WHAT IS ASKED
Everything in the listing except the pictures should be written out exactly.

━━━━━ EXERCISE MATERIAL

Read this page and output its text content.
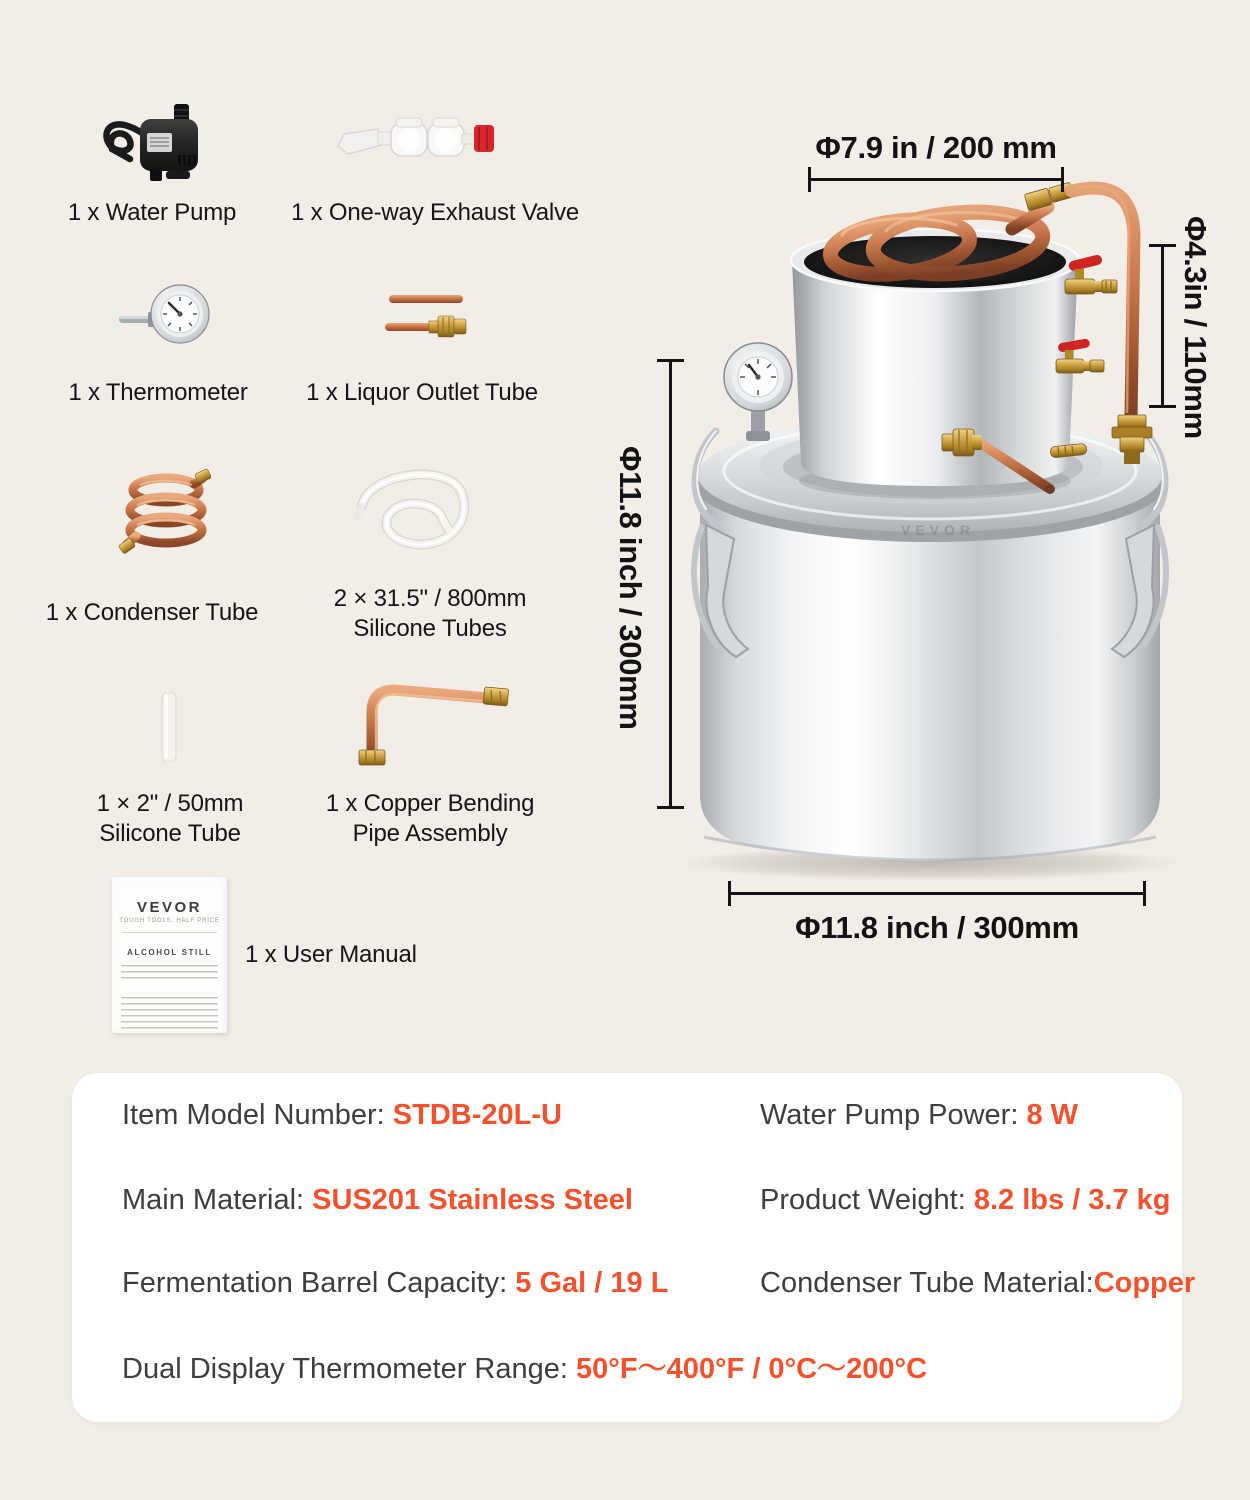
1 x Water Pump	1 x One-way Exhaust Valve
1 x Thermometer	1 x Liquor Outlet Tube
1 x Condenser Tube
2 × 31.5" / 800mm Silicone Tubes
1 × 2" / 50mm Silicone Tube
1 x Copper Bending Pipe Assembly
VEVOR
TOUGH TOOLS, HALF PRICE
ALCOHOL STILL	1 x User Manual
VEVOR
Φ7.9 in / 200 mm
Φ4.3in / 110mm
Φ11.8 inch / 300mm
Φ11.8 inch / 300mm
Item Model Number: STDB-20L-U	Water Pump Power: 8 W
Main Material: SUS201 Stainless Steel	Product Weight: 8.2 lbs / 3.7 kg
Fermentation Barrel Capacity: 5 Gal / 19 L	Condenser Tube Material:Copper
Dual Display Thermometer Range: 50°F～400°F / 0°C～200°C
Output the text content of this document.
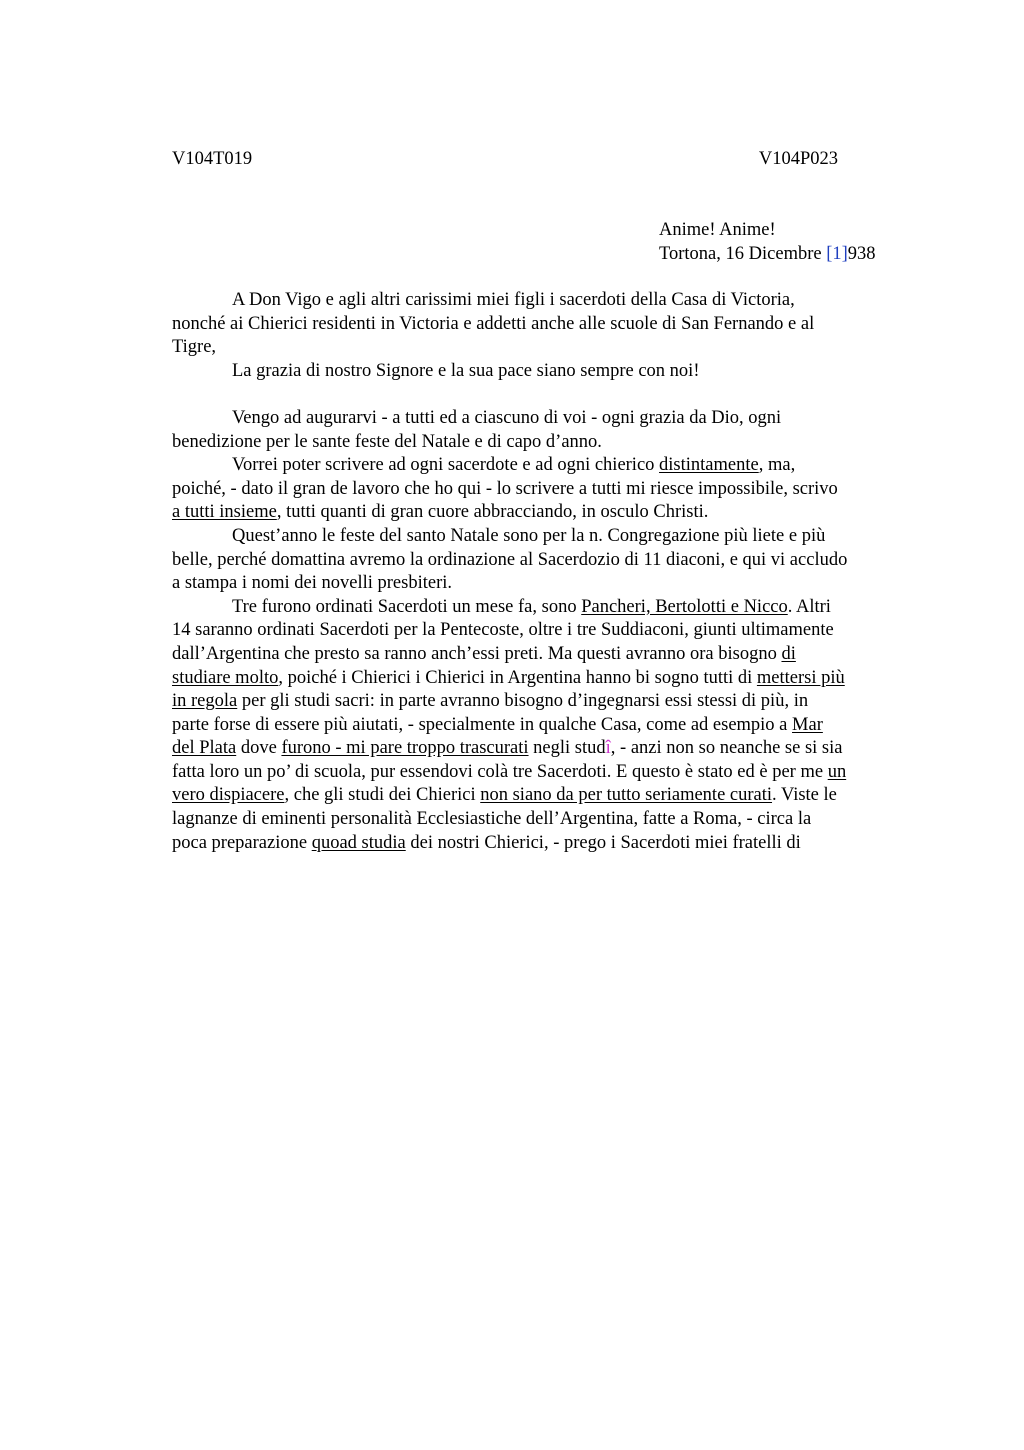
V104T019	V104P023
Anime! Anime!
Tortona, 16 Dicembre [1]938
A Don Vigo e agli altri carissimi miei figli i sacerdoti della Casa di Victoria,
nonché ai Chierici residenti in Victoria e addetti anche alle scuole di San Fernando e al
Tigre,
La grazia di nostro Signore e la sua pace siano sempre con noi!
Vengo ad augurarvi - a tutti ed a ciascuno di voi - ogni grazia da Dio, ogni
benedizione per le sante feste del Natale e di capo d’anno.
Vorrei poter scrivere ad ogni sacerdote e ad ogni chierico distintamente, ma,
poiché, - dato il gran de lavoro che ho qui - lo scrivere a tutti mi riesce impossibile, scrivo
a tutti insieme, tutti quanti di gran cuore abbracciando, in osculo Christi.
Quest’anno le feste del santo Natale sono per la n. Congregazione più liete e più
belle, perché domattina avremo la ordinazione al Sacerdozio di 11 diaconi, e qui vi accludo
a stampa i nomi dei novelli presbiteri.
Tre furono ordinati Sacerdoti un mese fa, sono Pancheri, Bertolotti e Nicco. Altri
14 saranno ordinati Sacerdoti per la Pentecoste, oltre i tre Suddiaconi, giunti ultimamente
dall’Argentina che presto sa ranno anch’essi preti. Ma questi avranno ora bisogno di
studiare molto, poiché i Chierici i Chierici in Argentina hanno bi sogno tutti di mettersi più
in regola per gli studi sacri: in parte avranno bisogno d’ingegnarsi essi stessi di più, in
parte forse di essere più aiutati, - specialmente in qualche Casa, come ad esempio a Mar
del Plata dove furono - mi pare troppo trascurati negli studî, - anzi non so neanche se si sia
fatta loro un po’ di scuola, pur essendovi colà tre Sacerdoti. E questo è stato ed è per me un
vero dispiacere, che gli studi dei Chierici non siano da per tutto seriamente curati. Viste le
lagnanze di eminenti personalità Ecclesiastiche dell’Argentina, fatte a Roma, - circa la
poca preparazione quoad studia dei nostri Chierici, - prego i Sacerdoti miei fratelli di
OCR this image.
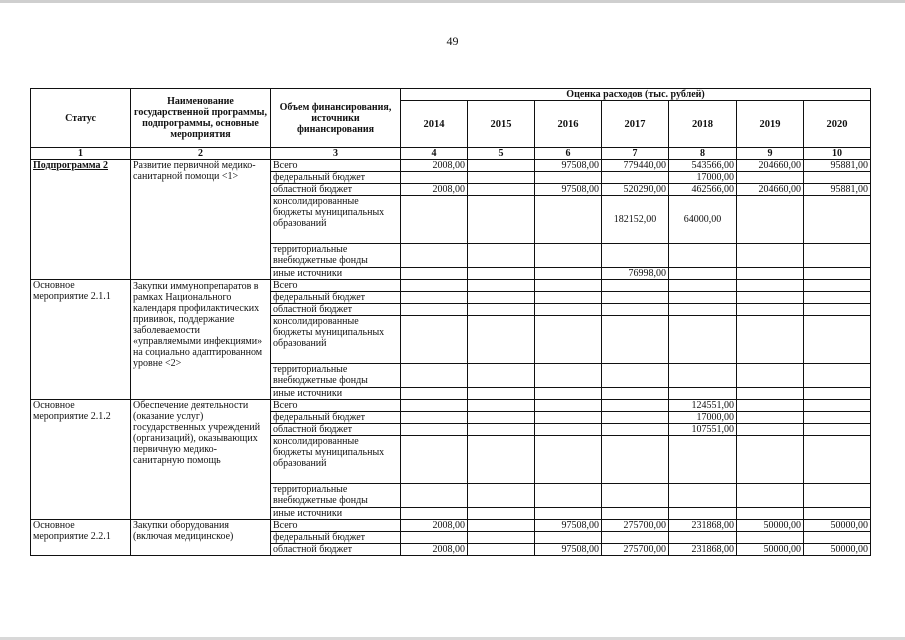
49
Статус	Наименование государственной программы, подпрограммы, основные мероприятия	Объем финансирования, источники финансирования	Оценка расходов (тыс. рублей)						
			2014	2015	2016	2017	2018	2019	2020
1	2	3	4	5	6	7	8	9	10
Подпрограмма 2	Развитие первичной медико-санитарной помощи <1>	Всего	2008,00		97508,00	779440,00	543566,00	204660,00	95881,00
		федеральный бюджет					17000,00		
		областной бюджет	2008,00		97508,00	520290,00	462566,00	204660,00	95881,00
		консолидированные бюджеты муниципальных образований				182152,00	64000,00		
		территориальные внебюджетные фонды							
		иные источники				76998,00			
Основное мероприятие 2.1.1	Закупки иммунопрепаратов в рамках Национального календаря профилактических прививок, поддержание заболеваемости «управляемыми инфекциями» на социально адаптированном уровне <2>	Всего							
		федеральный бюджет							
		областной бюджет							
		консолидированные бюджеты муниципальных образований							
		территориальные внебюджетные фонды							
		иные источники							
Основное мероприятие 2.1.2	Обеспечение деятельности (оказание услуг) государственных учреждений (организаций), оказывающих первичную медико-санитарную помощь	Всего					124551,00		
		федеральный бюджет					17000,00		
		областной бюджет					107551,00		
		консолидированные бюджеты муниципальных образований							
		территориальные внебюджетные фонды							
		иные источники							
Основное мероприятие 2.2.1	Закупки оборудования (включая медицинское)	Всего	2008,00		97508,00	275700,00	231868,00	50000,00	50000,00
		федеральный бюджет							
		областной бюджет	2008,00		97508,00	275700,00	231868,00	50000,00	50000,00
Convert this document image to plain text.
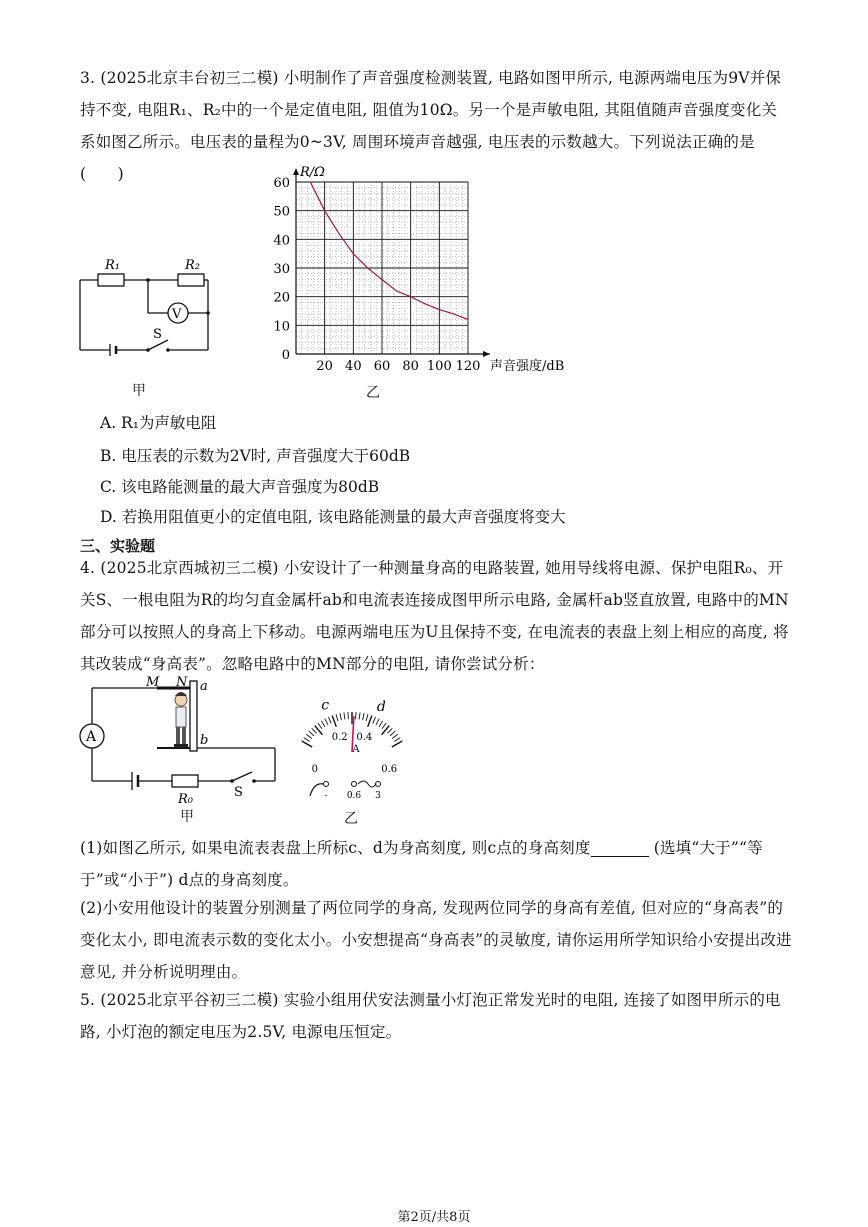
3. (2025北京丰台初三二模) 小明制作了声音强度检测装置, 电路如图甲所示, 电源两端电压为9V并保持不变, 电阻R₁、R₂中的一个是定值电阻, 阻值为10Ω。另一个是声敏电阻, 其阻值随声音强度变化关系如图乙所示。电压表的量程为0~3V, 周围环境声音越强, 电压表的示数越大。下列说法正确的是 (　　)
R₁	R₂
V
S
甲
R/Ω
声音强度/dB
20 40 60 80 100 120
0
10
20
30
40
50
60
乙
A. R₁为声敏电阻
B. 电压表的示数为2V时, 声音强度大于60dB
C. 该电路能测量的最大声音强度为80dB
D. 若换用阻值更小的定值电阻, 该电路能测量的最大声音强度将变大
三、实验题
4. (2025北京西城初三二模) 小安设计了一种测量身高的电路装置, 她用导线将电源、保护电阻R₀、开关S、一根电阻为R的均匀直金属杆ab和电流表连接成图甲所示电路, 金属杆ab竖直放置, 电路中的MN部分可以按照人的身高上下移动。电源两端电压为U且保持不变, 在电流表的表盘上刻上相应的高度, 将其改装成“身高表”。忽略电路中的MN部分的电阻, 请你尝试分析：
A
M N a
b
R₀	S
甲
0
0.2 0.4
0.6
c	d
A
- 0.6 3
乙
(1)如图乙所示, 如果电流表表盘上所标c、d为身高刻度, 则c点的身高刻度	(选填“大于”“等于”或“小于”) d点的身高刻度。
(2)小安用他设计的装置分别测量了两位同学的身高, 发现两位同学的身高有差值, 但对应的“身高表”的变化太小, 即电流表示数的变化太小。小安想提高“身高表”的灵敏度, 请你运用所学知识给小安提出改进意见, 并分析说明理由。
5. (2025北京平谷初三二模) 实验小组用伏安法测量小灯泡正常发光时的电阻, 连接了如图甲所示的电路, 小灯泡的额定电压为2.5V, 电源电压恒定。
第2页/共8页
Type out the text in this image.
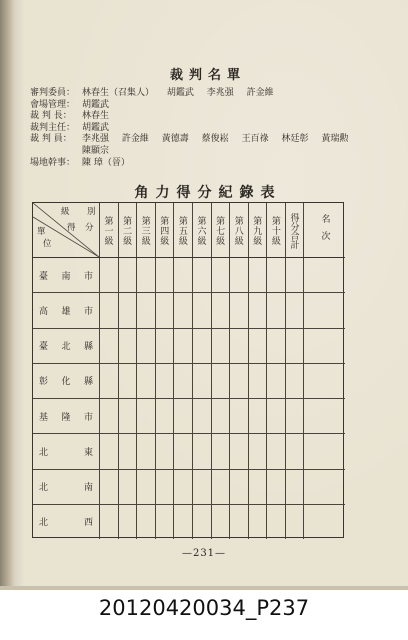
裁判名單
審判委員： 林春生（召集人） 胡鑑武 李兆强 許金維
會場管理： 胡鑑武
裁 判 長：	林春生
裁判主任： 胡鑑武
裁 判 員：	李兆强 許金維 黃德壽 蔡俊崧 王百祿 林廷彰 黃瑞勲
陳顯宗
場地幹事： 陳 璋（晉）
角力得分紀錄表
級 別
得 分
單
位	第一級 第二級 第三級 第四級 第五級 第六級 第七級 第八級 第九級 第十級 得分合計 名次
臺 南 市
高 雄 市
臺 北 縣
彰 化 縣
基 隆 市
北	東
北	南
北	西
—231—
20120420034_P237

━━━━━━━━━━

TASK RESULT
Read this page and output its text content.
1 x Water Pump	1 x One-way Exhaust Valve
1 x Thermometer	1 x Liquor Outlet Tube
1 x Condenser Tube
2 × 31.5" / 800mm Silicone Tubes
1 × 2" / 50mm Silicone Tube
1 x Copper Bending Pipe Assembly
VEVOR
TOUGH TOOLS, HALF PRICE
ALCOHOL STILL	1 x User Manual
VEVOR
Φ7.9 in / 200 mm
Φ4.3in / 110mm
Φ11.8 inch / 300mm
Φ11.8 inch / 300mm
Item Model Number: STDB-20L-U	Water Pump Power: 8 W
Main Material: SUS201 Stainless Steel	Product Weight: 8.2 lbs / 3.7 kg
Fermentation Barrel Capacity: 5 Gal / 19 L	Condenser Tube Material:Copper
Dual Display Thermometer Range: 50°F～400°F / 0°C～200°C
Output the text content of this document.
V104T019	V104P023
Anime! Anime!
Tortona, 16 Dicembre [1]938
A Don Vigo e agli altri carissimi miei figli i sacerdoti della Casa di Victoria,
nonché ai Chierici residenti in Victoria e addetti anche alle scuole di San Fernando e al
Tigre,
La grazia di nostro Signore e la sua pace siano sempre con noi!
Vengo ad augurarvi - a tutti ed a ciascuno di voi - ogni grazia da Dio, ogni
benedizione per le sante feste del Natale e di capo d’anno.
Vorrei poter scrivere ad ogni sacerdote e ad ogni chierico distintamente, ma,
poiché, - dato il gran de lavoro che ho qui - lo scrivere a tutti mi riesce impossibile, scrivo
a tutti insieme, tutti quanti di gran cuore abbracciando, in osculo Christi.
Quest’anno le feste del santo Natale sono per la n. Congregazione più liete e più
belle, perché domattina avremo la ordinazione al Sacerdozio di 11 diaconi, e qui vi accludo
a stampa i nomi dei novelli presbiteri.
Tre furono ordinati Sacerdoti un mese fa, sono Pancheri, Bertolotti e Nicco. Altri
14 saranno ordinati Sacerdoti per la Pentecoste, oltre i tre Suddiaconi, giunti ultimamente
dall’Argentina che presto sa ranno anch’essi preti. Ma questi avranno ora bisogno di
studiare molto, poiché i Chierici i Chierici in Argentina hanno bi sogno tutti di mettersi più
in regola per gli studi sacri: in parte avranno bisogno d’ingegnarsi essi stessi di più, in
parte forse di essere più aiutati, - specialmente in qualche Casa, come ad esempio a Mar
del Plata dove furono - mi pare troppo trascurati negli studî, - anzi non so neanche se si sia
fatta loro un po’ di scuola, pur essendovi colà tre Sacerdoti. E questo è stato ed è per me un
vero dispiacere, che gli studi dei Chierici non siano da per tutto seriamente curati. Viste le
lagnanze di eminenti personalità Ecclesiastiche dell’Argentina, fatte a Roma, - circa la
poca preparazione quoad studia dei nostri Chierici, - prego i Sacerdoti miei fratelli di
OCR this image.
49
Статус	Наименование государственной программы, подпрограммы, основные мероприятия	Объем финансирования, источники финансирования	Оценка расходов (тыс. рублей)						
			2014	2015	2016	2017	2018	2019	2020
1	2	3	4	5	6	7	8	9	10
Подпрограмма 2	Развитие первичной медико-санитарной помощи <1>	Всего	2008,00		97508,00	779440,00	543566,00	204660,00	95881,00
		федеральный бюджет					17000,00		
		областной бюджет	2008,00		97508,00	520290,00	462566,00	204660,00	95881,00
		консолидированные бюджеты муниципальных образований				182152,00	64000,00		
		территориальные внебюджетные фонды							
		иные источники				76998,00			
Основное мероприятие 2.1.1	Закупки иммунопрепаратов в рамках Национального календаря профилактических прививок, поддержание заболеваемости «управляемыми инфекциями» на социально адаптированном уровне <2>	Всего							
		федеральный бюджет							
		областной бюджет							
		консолидированные бюджеты муниципальных образований							
		территориальные внебюджетные фонды							
		иные источники							
Основное мероприятие 2.1.2	Обеспечение деятельности (оказание услуг) государственных учреждений (организаций), оказывающих первичную медико-санитарную помощь	Всего					124551,00		
		федеральный бюджет					17000,00		
		областной бюджет					107551,00		
		консолидированные бюджеты муниципальных образований							
		территориальные внебюджетные фонды							
		иные источники							
Основное мероприятие 2.2.1	Закупки оборудования (включая медицинское)	Всего	2008,00		97508,00	275700,00	231868,00	50000,00	50000,00
		федеральный бюджет							
		областной бюджет	2008,00		97508,00	275700,00	231868,00	50000,00	50000,00
Convert this document image to plain text.
3. (2025北京丰台初三二模) 小明制作了声音强度检测装置, 电路如图甲所示, 电源两端电压为9V并保持不变, 电阻R₁、R₂中的一个是定值电阻, 阻值为10Ω。另一个是声敏电阻, 其阻值随声音强度变化关系如图乙所示。电压表的量程为0~3V, 周围环境声音越强, 电压表的示数越大。下列说法正确的是 (　　)
R₁	R₂
V
S
甲
R/Ω
声音强度/dB
20 40 60 80 100 120
0
10
20
30
40
50
60
乙
A. R₁为声敏电阻
B. 电压表的示数为2V时, 声音强度大于60dB
C. 该电路能测量的最大声音强度为80dB
D. 若换用阻值更小的定值电阻, 该电路能测量的最大声音强度将变大
三、实验题
4. (2025北京西城初三二模) 小安设计了一种测量身高的电路装置, 她用导线将电源、保护电阻R₀、开关S、一根电阻为R的均匀直金属杆ab和电流表连接成图甲所示电路, 金属杆ab竖直放置, 电路中的MN部分可以按照人的身高上下移动。电源两端电压为U且保持不变, 在电流表的表盘上刻上相应的高度, 将其改装成“身高表”。忽略电路中的MN部分的电阻, 请你尝试分析：
A
M N a
b
R₀	S
甲
0
0.2 0.4
0.6
c	d
A
- 0.6 3
乙
(1)如图乙所示, 如果电流表表盘上所标c、d为身高刻度, 则c点的身高刻度	(选填“大于”“等于”或“小于”) d点的身高刻度。
(2)小安用他设计的装置分别测量了两位同学的身高, 发现两位同学的身高有差值, 但对应的“身高表”的变化太小, 即电流表示数的变化太小。小安想提高“身高表”的灵敏度, 请你运用所学知识给小安提出改进意见, 并分析说明理由。
5. (2025北京平谷初三二模) 实验小组用伏安法测量小灯泡正常发光时的电阻, 连接了如图甲所示的电路, 小灯泡的额定电压为2.5V, 电源电压恒定。
第2页/共8页
Type out the text in this image.
裁判名單
審判委員： 林春生（召集人） 胡鑑武 李兆强 許金維
會場管理： 胡鑑武
裁 判 長：	林春生
裁判主任： 胡鑑武
裁 判 員：	李兆强 許金維 黃德壽 蔡俊崧 王百祿 林廷彰 黃瑞勲
陳顯宗
場地幹事： 陳 璋（晉）
角力得分紀錄表
級 別
得 分
單
位	第一級 第二級 第三級 第四級 第五級 第六級 第七級 第八級 第九級 第十級 得分合計 名次
臺 南 市
高 雄 市
臺 北 縣
彰 化 縣
基 隆 市
北	東
北	南
北	西
—231—
20120420034_P237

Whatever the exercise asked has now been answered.